(Extracted records)
** begin **

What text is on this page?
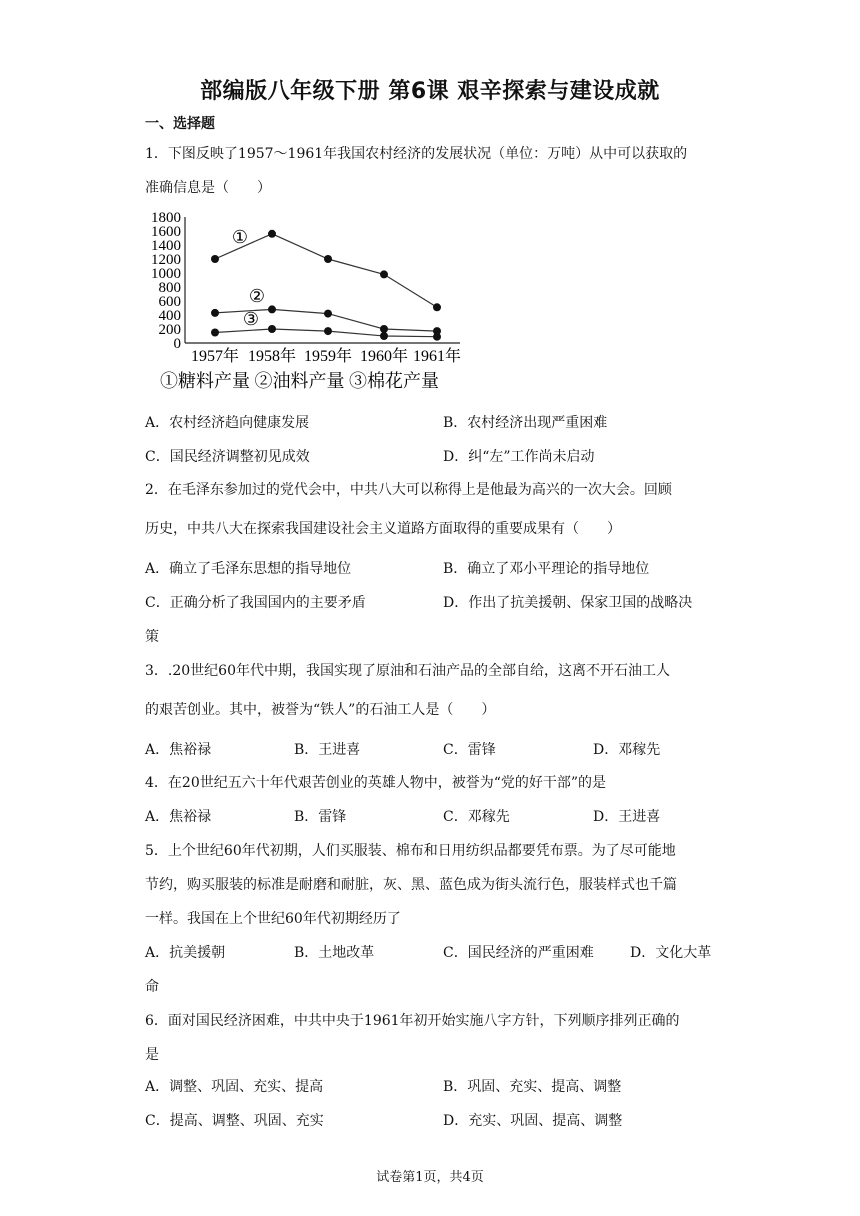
部编版八年级下册 第6课 艰辛探索与建设成就
一、选择题
1．下图反映了1957～1961年我国农村经济的发展状况（单位：万吨）从中可以获取的
准确信息是（　　）
1800
1600
1400
1200
1000
800
600
400
200
0
1957年 1958年 1959年 1960年 1961年
①
②
③
①糖料产量 ②油料产量 ③棉花产量
A．农村经济趋向健康发展	B．农村经济出现严重困难
C．国民经济调整初见成效	D．纠“左”工作尚未启动
2．在毛泽东参加过的党代会中，中共八大可以称得上是他最为高兴的一次大会。回顾
历史，中共八大在探索我国建设社会主义道路方面取得的重要成果有（　　）
A．确立了毛泽东思想的指导地位	B．确立了邓小平理论的指导地位
C．正确分析了我国国内的主要矛盾	D．作出了抗美援朝、保家卫国的战略决
策
3．.20世纪60年代中期，我国实现了原油和石油产品的全部自给，这离不开石油工人
的艰苦创业。其中，被誉为“铁人”的石油工人是（　　）
A．焦裕禄	B．王进喜	C．雷锋	D．邓稼先
4．在20世纪五六十年代艰苦创业的英雄人物中，被誉为“党的好干部”的是
A．焦裕禄	B．雷锋	C．邓稼先	D．王进喜
5．上个世纪60年代初期，人们买服装、棉布和日用纺织品都要凭布票。为了尽可能地
节约，购买服装的标准是耐磨和耐脏，灰、黑、蓝色成为街头流行色，服装样式也千篇
一样。我国在上个世纪60年代初期经历了
A．抗美援朝	B．土地改革	C．国民经济的严重困难	D．文化大革
命
6．面对国民经济困难，中共中央于1961年初开始实施八字方针，下列顺序排列正确的
是
A．调整、巩固、充实、提高	B．巩固、充实、提高、调整
C．提高、调整、巩固、充实	D．充实、巩固、提高、调整
试卷第1页，共4页
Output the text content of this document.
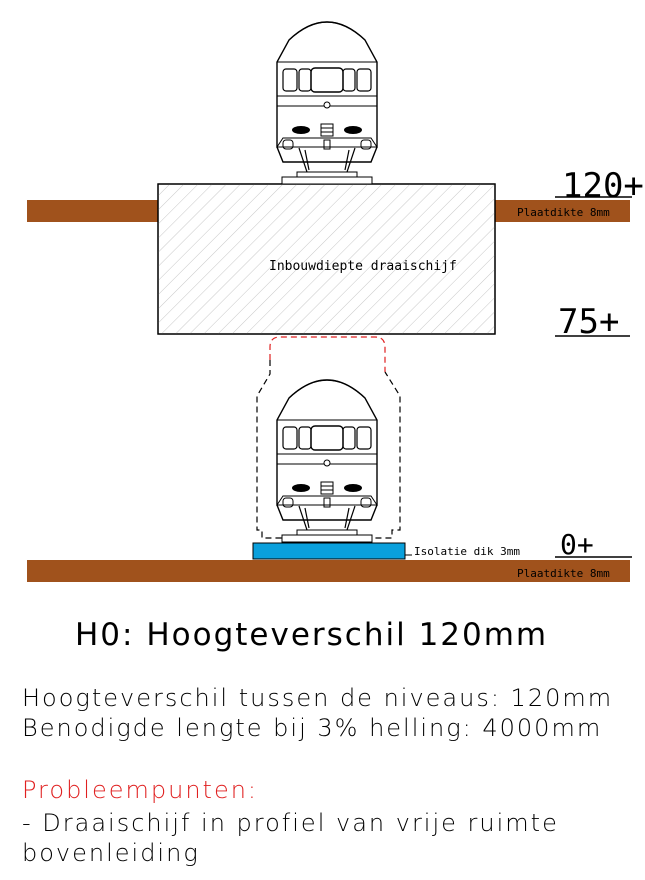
120+
75+
0+
Plaatdikte 8mm
Plaatdikte 8mm
Inbouwdiepte draaischijf
Isolatie dik 3mm
H0: Hoogteverschil 120mm
Hoogteverschil tussen de niveaus: 120mm
Benodigde lengte bij 3% helling: 4000mm
Probleempunten:
- Draaischijf in profiel van vrije ruimte
bovenleiding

** end **

__PROBLEM TO WORK ON__.
Output the full set of records above without changing a word, and drop the images.

__ANSWER TO THIS EXERCISE__.
What text is on this page?
部编版八年级下册 第6课 艰辛探索与建设成就
一、选择题
1．下图反映了1957～1961年我国农村经济的发展状况（单位：万吨）从中可以获取的
准确信息是（　　）
1800
1600
1400
1200
1000
800
600
400
200
0
1957年 1958年 1959年 1960年 1961年
①
②
③
①糖料产量 ②油料产量 ③棉花产量
A．农村经济趋向健康发展	B．农村经济出现严重困难
C．国民经济调整初见成效	D．纠“左”工作尚未启动
2．在毛泽东参加过的党代会中，中共八大可以称得上是他最为高兴的一次大会。回顾
历史，中共八大在探索我国建设社会主义道路方面取得的重要成果有（　　）
A．确立了毛泽东思想的指导地位	B．确立了邓小平理论的指导地位
C．正确分析了我国国内的主要矛盾	D．作出了抗美援朝、保家卫国的战略决
策
3．.20世纪60年代中期，我国实现了原油和石油产品的全部自给，这离不开石油工人
的艰苦创业。其中，被誉为“铁人”的石油工人是（　　）
A．焦裕禄	B．王进喜	C．雷锋	D．邓稼先
4．在20世纪五六十年代艰苦创业的英雄人物中，被誉为“党的好干部”的是
A．焦裕禄	B．雷锋	C．邓稼先	D．王进喜
5．上个世纪60年代初期，人们买服装、棉布和日用纺织品都要凭布票。为了尽可能地
节约，购买服装的标准是耐磨和耐脏，灰、黑、蓝色成为街头流行色，服装样式也千篇
一样。我国在上个世纪60年代初期经历了
A．抗美援朝	B．土地改革	C．国民经济的严重困难	D．文化大革
命
6．面对国民经济困难，中共中央于1961年初开始实施八字方针，下列顺序排列正确的
是
A．调整、巩固、充实、提高	B．巩固、充实、提高、调整
C．提高、调整、巩固、充实	D．充实、巩固、提高、调整
试卷第1页，共4页
Output the text content of this document.
120+
75+
0+
Plaatdikte 8mm
Plaatdikte 8mm
Inbouwdiepte draaischijf
Isolatie dik 3mm
H0: Hoogteverschil 120mm
Hoogteverschil tussen de niveaus: 120mm
Benodigde lengte bij 3% helling: 4000mm
Probleempunten:
- Draaischijf in profiel van vrije ruimte
bovenleiding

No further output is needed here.